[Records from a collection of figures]

========================================================================

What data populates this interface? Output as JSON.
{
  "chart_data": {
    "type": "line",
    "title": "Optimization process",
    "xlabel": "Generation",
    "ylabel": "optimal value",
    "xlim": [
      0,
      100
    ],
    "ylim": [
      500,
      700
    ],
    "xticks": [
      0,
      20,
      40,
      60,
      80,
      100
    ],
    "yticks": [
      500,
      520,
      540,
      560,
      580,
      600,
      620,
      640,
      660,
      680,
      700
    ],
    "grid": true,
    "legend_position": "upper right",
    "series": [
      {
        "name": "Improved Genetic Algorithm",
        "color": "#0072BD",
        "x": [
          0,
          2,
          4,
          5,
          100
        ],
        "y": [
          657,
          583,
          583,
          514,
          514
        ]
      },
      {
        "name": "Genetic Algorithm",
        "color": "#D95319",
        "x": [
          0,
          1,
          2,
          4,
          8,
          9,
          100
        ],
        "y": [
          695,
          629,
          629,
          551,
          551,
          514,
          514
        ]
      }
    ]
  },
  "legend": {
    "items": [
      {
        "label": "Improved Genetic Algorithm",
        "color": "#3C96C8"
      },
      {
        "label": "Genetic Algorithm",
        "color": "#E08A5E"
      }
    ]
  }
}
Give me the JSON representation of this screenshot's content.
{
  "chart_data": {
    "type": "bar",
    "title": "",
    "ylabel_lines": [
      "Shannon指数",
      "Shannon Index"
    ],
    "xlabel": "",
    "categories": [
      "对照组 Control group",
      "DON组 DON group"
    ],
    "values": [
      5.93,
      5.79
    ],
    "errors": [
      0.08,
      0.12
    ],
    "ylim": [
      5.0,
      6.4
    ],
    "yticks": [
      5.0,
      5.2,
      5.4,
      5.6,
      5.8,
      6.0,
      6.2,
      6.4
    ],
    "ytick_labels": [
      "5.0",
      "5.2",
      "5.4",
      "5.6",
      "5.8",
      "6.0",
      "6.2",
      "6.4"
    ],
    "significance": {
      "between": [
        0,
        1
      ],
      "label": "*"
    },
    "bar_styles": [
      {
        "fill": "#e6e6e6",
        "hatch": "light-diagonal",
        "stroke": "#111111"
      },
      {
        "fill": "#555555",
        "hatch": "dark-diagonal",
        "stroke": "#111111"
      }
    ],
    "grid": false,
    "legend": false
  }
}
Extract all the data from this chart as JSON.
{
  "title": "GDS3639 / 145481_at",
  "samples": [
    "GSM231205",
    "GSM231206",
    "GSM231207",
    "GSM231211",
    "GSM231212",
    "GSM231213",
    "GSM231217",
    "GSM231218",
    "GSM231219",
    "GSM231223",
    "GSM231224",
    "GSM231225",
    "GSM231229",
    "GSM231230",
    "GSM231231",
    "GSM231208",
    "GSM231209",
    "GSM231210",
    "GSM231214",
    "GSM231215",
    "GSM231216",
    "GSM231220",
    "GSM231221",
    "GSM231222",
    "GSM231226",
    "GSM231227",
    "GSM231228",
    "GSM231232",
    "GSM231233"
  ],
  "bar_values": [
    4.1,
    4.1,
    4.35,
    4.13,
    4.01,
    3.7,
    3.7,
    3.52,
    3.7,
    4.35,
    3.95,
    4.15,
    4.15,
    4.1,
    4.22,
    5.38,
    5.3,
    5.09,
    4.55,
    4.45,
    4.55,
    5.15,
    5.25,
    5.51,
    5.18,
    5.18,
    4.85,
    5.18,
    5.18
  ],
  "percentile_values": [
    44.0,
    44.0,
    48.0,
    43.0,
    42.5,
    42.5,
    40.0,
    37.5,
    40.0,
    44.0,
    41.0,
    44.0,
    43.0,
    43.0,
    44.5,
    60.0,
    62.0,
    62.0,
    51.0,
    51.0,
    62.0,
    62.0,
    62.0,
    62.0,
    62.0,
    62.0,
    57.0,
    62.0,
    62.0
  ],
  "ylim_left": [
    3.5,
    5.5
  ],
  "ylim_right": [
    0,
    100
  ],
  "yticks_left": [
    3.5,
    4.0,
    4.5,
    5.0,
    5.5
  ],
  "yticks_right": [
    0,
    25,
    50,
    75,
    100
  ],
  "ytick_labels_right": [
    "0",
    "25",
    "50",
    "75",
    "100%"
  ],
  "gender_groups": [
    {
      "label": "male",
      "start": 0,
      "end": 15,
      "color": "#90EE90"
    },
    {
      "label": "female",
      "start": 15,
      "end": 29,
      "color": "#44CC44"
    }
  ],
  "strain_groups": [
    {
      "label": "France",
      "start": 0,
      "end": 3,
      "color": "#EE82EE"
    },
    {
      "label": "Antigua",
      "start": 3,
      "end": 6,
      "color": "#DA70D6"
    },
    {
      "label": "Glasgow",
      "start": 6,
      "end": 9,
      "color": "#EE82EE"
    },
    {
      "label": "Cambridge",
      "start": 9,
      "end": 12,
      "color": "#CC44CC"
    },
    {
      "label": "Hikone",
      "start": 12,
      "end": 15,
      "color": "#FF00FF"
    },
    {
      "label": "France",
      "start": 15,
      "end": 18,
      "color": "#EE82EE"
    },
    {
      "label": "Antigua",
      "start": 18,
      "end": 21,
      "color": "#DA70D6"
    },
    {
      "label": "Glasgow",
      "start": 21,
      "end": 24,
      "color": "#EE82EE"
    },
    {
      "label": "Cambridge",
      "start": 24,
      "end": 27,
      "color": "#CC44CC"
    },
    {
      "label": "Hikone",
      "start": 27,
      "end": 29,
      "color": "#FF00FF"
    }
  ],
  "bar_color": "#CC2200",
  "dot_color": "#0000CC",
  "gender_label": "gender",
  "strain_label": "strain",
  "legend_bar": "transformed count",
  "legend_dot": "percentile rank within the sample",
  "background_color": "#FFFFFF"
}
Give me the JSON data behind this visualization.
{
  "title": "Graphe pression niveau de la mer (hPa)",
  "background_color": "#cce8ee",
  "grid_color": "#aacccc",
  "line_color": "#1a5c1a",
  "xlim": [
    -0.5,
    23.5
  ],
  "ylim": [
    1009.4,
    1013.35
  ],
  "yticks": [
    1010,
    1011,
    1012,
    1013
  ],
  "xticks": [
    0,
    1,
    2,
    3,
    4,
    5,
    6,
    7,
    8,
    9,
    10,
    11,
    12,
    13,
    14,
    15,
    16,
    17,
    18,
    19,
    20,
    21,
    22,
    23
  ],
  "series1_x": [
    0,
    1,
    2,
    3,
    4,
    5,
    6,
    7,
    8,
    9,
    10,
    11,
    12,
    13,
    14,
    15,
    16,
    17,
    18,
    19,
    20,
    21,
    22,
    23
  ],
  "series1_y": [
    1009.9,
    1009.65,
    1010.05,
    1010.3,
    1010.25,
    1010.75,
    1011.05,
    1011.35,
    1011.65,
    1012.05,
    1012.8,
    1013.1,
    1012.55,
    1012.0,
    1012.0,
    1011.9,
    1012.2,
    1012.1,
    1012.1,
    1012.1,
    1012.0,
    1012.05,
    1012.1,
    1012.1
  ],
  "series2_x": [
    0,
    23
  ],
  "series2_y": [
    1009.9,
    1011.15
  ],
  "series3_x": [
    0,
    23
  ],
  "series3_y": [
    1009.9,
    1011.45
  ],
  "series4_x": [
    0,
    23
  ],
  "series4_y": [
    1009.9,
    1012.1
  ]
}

========================================================================

● Goal
Copy out all of the lines above exactly.

● Exercise output
What data populates this interface? Output as JSON.
{
  "chart_data": {
    "type": "line",
    "title": "Optimization process",
    "xlabel": "Generation",
    "ylabel": "optimal value",
    "xlim": [
      0,
      100
    ],
    "ylim": [
      500,
      700
    ],
    "xticks": [
      0,
      20,
      40,
      60,
      80,
      100
    ],
    "yticks": [
      500,
      520,
      540,
      560,
      580,
      600,
      620,
      640,
      660,
      680,
      700
    ],
    "grid": true,
    "legend_position": "upper right",
    "series": [
      {
        "name": "Improved Genetic Algorithm",
        "color": "#0072BD",
        "x": [
          0,
          2,
          4,
          5,
          100
        ],
        "y": [
          657,
          583,
          583,
          514,
          514
        ]
      },
      {
        "name": "Genetic Algorithm",
        "color": "#D95319",
        "x": [
          0,
          1,
          2,
          4,
          8,
          9,
          100
        ],
        "y": [
          695,
          629,
          629,
          551,
          551,
          514,
          514
        ]
      }
    ]
  },
  "legend": {
    "items": [
      {
        "label": "Improved Genetic Algorithm",
        "color": "#3C96C8"
      },
      {
        "label": "Genetic Algorithm",
        "color": "#E08A5E"
      }
    ]
  }
}
Give me the JSON representation of this screenshot's content.
{
  "chart_data": {
    "type": "bar",
    "title": "",
    "ylabel_lines": [
      "Shannon指数",
      "Shannon Index"
    ],
    "xlabel": "",
    "categories": [
      "对照组 Control group",
      "DON组 DON group"
    ],
    "values": [
      5.93,
      5.79
    ],
    "errors": [
      0.08,
      0.12
    ],
    "ylim": [
      5.0,
      6.4
    ],
    "yticks": [
      5.0,
      5.2,
      5.4,
      5.6,
      5.8,
      6.0,
      6.2,
      6.4
    ],
    "ytick_labels": [
      "5.0",
      "5.2",
      "5.4",
      "5.6",
      "5.8",
      "6.0",
      "6.2",
      "6.4"
    ],
    "significance": {
      "between": [
        0,
        1
      ],
      "label": "*"
    },
    "bar_styles": [
      {
        "fill": "#e6e6e6",
        "hatch": "light-diagonal",
        "stroke": "#111111"
      },
      {
        "fill": "#555555",
        "hatch": "dark-diagonal",
        "stroke": "#111111"
      }
    ],
    "grid": false,
    "legend": false
  }
}
Extract all the data from this chart as JSON.
{
  "title": "GDS3639 / 145481_at",
  "samples": [
    "GSM231205",
    "GSM231206",
    "GSM231207",
    "GSM231211",
    "GSM231212",
    "GSM231213",
    "GSM231217",
    "GSM231218",
    "GSM231219",
    "GSM231223",
    "GSM231224",
    "GSM231225",
    "GSM231229",
    "GSM231230",
    "GSM231231",
    "GSM231208",
    "GSM231209",
    "GSM231210",
    "GSM231214",
    "GSM231215",
    "GSM231216",
    "GSM231220",
    "GSM231221",
    "GSM231222",
    "GSM231226",
    "GSM231227",
    "GSM231228",
    "GSM231232",
    "GSM231233"
  ],
  "bar_values": [
    4.1,
    4.1,
    4.35,
    4.13,
    4.01,
    3.7,
    3.7,
    3.52,
    3.7,
    4.35,
    3.95,
    4.15,
    4.15,
    4.1,
    4.22,
    5.38,
    5.3,
    5.09,
    4.55,
    4.45,
    4.55,
    5.15,
    5.25,
    5.51,
    5.18,
    5.18,
    4.85,
    5.18,
    5.18
  ],
  "percentile_values": [
    44.0,
    44.0,
    48.0,
    43.0,
    42.5,
    42.5,
    40.0,
    37.5,
    40.0,
    44.0,
    41.0,
    44.0,
    43.0,
    43.0,
    44.5,
    60.0,
    62.0,
    62.0,
    51.0,
    51.0,
    62.0,
    62.0,
    62.0,
    62.0,
    62.0,
    62.0,
    57.0,
    62.0,
    62.0
  ],
  "ylim_left": [
    3.5,
    5.5
  ],
  "ylim_right": [
    0,
    100
  ],
  "yticks_left": [
    3.5,
    4.0,
    4.5,
    5.0,
    5.5
  ],
  "yticks_right": [
    0,
    25,
    50,
    75,
    100
  ],
  "ytick_labels_right": [
    "0",
    "25",
    "50",
    "75",
    "100%"
  ],
  "gender_groups": [
    {
      "label": "male",
      "start": 0,
      "end": 15,
      "color": "#90EE90"
    },
    {
      "label": "female",
      "start": 15,
      "end": 29,
      "color": "#44CC44"
    }
  ],
  "strain_groups": [
    {
      "label": "France",
      "start": 0,
      "end": 3,
      "color": "#EE82EE"
    },
    {
      "label": "Antigua",
      "start": 3,
      "end": 6,
      "color": "#DA70D6"
    },
    {
      "label": "Glasgow",
      "start": 6,
      "end": 9,
      "color": "#EE82EE"
    },
    {
      "label": "Cambridge",
      "start": 9,
      "end": 12,
      "color": "#CC44CC"
    },
    {
      "label": "Hikone",
      "start": 12,
      "end": 15,
      "color": "#FF00FF"
    },
    {
      "label": "France",
      "start": 15,
      "end": 18,
      "color": "#EE82EE"
    },
    {
      "label": "Antigua",
      "start": 18,
      "end": 21,
      "color": "#DA70D6"
    },
    {
      "label": "Glasgow",
      "start": 21,
      "end": 24,
      "color": "#EE82EE"
    },
    {
      "label": "Cambridge",
      "start": 24,
      "end": 27,
      "color": "#CC44CC"
    },
    {
      "label": "Hikone",
      "start": 27,
      "end": 29,
      "color": "#FF00FF"
    }
  ],
  "bar_color": "#CC2200",
  "dot_color": "#0000CC",
  "gender_label": "gender",
  "strain_label": "strain",
  "legend_bar": "transformed count",
  "legend_dot": "percentile rank within the sample",
  "background_color": "#FFFFFF"
}
Give me the JSON data behind this visualization.
{
  "title": "Graphe pression niveau de la mer (hPa)",
  "background_color": "#cce8ee",
  "grid_color": "#aacccc",
  "line_color": "#1a5c1a",
  "xlim": [
    -0.5,
    23.5
  ],
  "ylim": [
    1009.4,
    1013.35
  ],
  "yticks": [
    1010,
    1011,
    1012,
    1013
  ],
  "xticks": [
    0,
    1,
    2,
    3,
    4,
    5,
    6,
    7,
    8,
    9,
    10,
    11,
    12,
    13,
    14,
    15,
    16,
    17,
    18,
    19,
    20,
    21,
    22,
    23
  ],
  "series1_x": [
    0,
    1,
    2,
    3,
    4,
    5,
    6,
    7,
    8,
    9,
    10,
    11,
    12,
    13,
    14,
    15,
    16,
    17,
    18,
    19,
    20,
    21,
    22,
    23
  ],
  "series1_y": [
    1009.9,
    1009.65,
    1010.05,
    1010.3,
    1010.25,
    1010.75,
    1011.05,
    1011.35,
    1011.65,
    1012.05,
    1012.8,
    1013.1,
    1012.55,
    1012.0,
    1012.0,
    1011.9,
    1012.2,
    1012.1,
    1012.1,
    1012.1,
    1012.0,
    1012.05,
    1012.1,
    1012.1
  ],
  "series2_x": [
    0,
    23
  ],
  "series2_y": [
    1009.9,
    1011.15
  ],
  "series3_x": [
    0,
    23
  ],
  "series3_y": [
    1009.9,
    1011.45
  ],
  "series4_x": [
    0,
    23
  ],
  "series4_y": [
    1009.9,
    1012.1
  ]
}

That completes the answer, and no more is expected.